*WHAT YOU WILL DO:* Return each line that holds the word "were".

----------

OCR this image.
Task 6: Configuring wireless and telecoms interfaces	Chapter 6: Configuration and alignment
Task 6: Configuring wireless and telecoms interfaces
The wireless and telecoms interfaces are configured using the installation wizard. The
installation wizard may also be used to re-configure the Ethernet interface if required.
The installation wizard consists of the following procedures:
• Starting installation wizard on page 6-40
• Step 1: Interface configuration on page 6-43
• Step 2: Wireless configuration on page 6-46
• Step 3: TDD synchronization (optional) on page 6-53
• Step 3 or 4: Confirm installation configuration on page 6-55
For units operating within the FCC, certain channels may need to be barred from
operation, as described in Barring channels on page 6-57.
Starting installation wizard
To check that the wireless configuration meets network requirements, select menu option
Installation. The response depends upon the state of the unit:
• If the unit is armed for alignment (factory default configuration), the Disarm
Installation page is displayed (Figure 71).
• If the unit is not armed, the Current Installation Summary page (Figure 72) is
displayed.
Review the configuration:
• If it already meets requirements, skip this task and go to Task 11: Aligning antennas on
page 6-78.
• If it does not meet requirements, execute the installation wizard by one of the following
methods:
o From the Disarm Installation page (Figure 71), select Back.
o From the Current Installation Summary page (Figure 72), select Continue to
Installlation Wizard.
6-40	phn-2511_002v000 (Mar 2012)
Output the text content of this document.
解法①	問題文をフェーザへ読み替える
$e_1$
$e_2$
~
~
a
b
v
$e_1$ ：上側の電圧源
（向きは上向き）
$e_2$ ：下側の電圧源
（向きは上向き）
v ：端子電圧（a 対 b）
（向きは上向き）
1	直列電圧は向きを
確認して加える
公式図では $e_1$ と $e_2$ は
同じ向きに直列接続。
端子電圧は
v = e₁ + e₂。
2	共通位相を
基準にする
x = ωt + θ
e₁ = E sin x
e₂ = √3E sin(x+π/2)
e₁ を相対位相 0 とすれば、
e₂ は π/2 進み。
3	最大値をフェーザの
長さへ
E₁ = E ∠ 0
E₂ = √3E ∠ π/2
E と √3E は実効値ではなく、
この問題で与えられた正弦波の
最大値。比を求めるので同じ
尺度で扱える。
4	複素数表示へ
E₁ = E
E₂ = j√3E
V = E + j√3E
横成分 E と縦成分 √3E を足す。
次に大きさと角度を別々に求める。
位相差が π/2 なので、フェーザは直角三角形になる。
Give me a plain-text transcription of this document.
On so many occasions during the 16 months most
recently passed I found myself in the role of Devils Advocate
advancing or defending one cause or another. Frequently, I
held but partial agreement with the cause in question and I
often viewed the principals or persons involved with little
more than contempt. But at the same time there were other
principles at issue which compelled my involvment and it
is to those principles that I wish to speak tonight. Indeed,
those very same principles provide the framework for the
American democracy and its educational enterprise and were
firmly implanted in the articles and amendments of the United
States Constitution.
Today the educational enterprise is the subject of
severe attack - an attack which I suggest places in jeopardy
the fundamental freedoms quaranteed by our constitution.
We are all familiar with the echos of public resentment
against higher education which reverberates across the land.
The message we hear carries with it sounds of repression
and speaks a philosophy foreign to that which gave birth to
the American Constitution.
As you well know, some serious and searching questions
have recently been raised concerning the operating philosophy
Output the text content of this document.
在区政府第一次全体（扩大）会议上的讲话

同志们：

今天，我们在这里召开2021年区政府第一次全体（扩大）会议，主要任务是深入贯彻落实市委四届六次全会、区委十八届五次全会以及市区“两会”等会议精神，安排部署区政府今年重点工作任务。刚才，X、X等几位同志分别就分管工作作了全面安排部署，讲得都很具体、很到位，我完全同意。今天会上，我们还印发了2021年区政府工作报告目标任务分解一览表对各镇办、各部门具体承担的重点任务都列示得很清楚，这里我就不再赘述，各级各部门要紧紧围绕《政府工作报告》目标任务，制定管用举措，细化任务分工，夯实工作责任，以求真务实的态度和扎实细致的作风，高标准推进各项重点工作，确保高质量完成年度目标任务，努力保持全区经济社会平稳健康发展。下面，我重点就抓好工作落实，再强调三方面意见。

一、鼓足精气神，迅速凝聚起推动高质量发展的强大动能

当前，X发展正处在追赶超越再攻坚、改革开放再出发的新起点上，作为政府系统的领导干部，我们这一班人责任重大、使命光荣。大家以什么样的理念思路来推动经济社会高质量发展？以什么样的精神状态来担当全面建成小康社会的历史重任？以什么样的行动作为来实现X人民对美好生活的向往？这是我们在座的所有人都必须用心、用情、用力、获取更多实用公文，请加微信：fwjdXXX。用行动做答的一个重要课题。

----------

*OUTPUT OF THE TASK:*
more than contempt. But at the same time there were other
American democracy and its educational enterprise and were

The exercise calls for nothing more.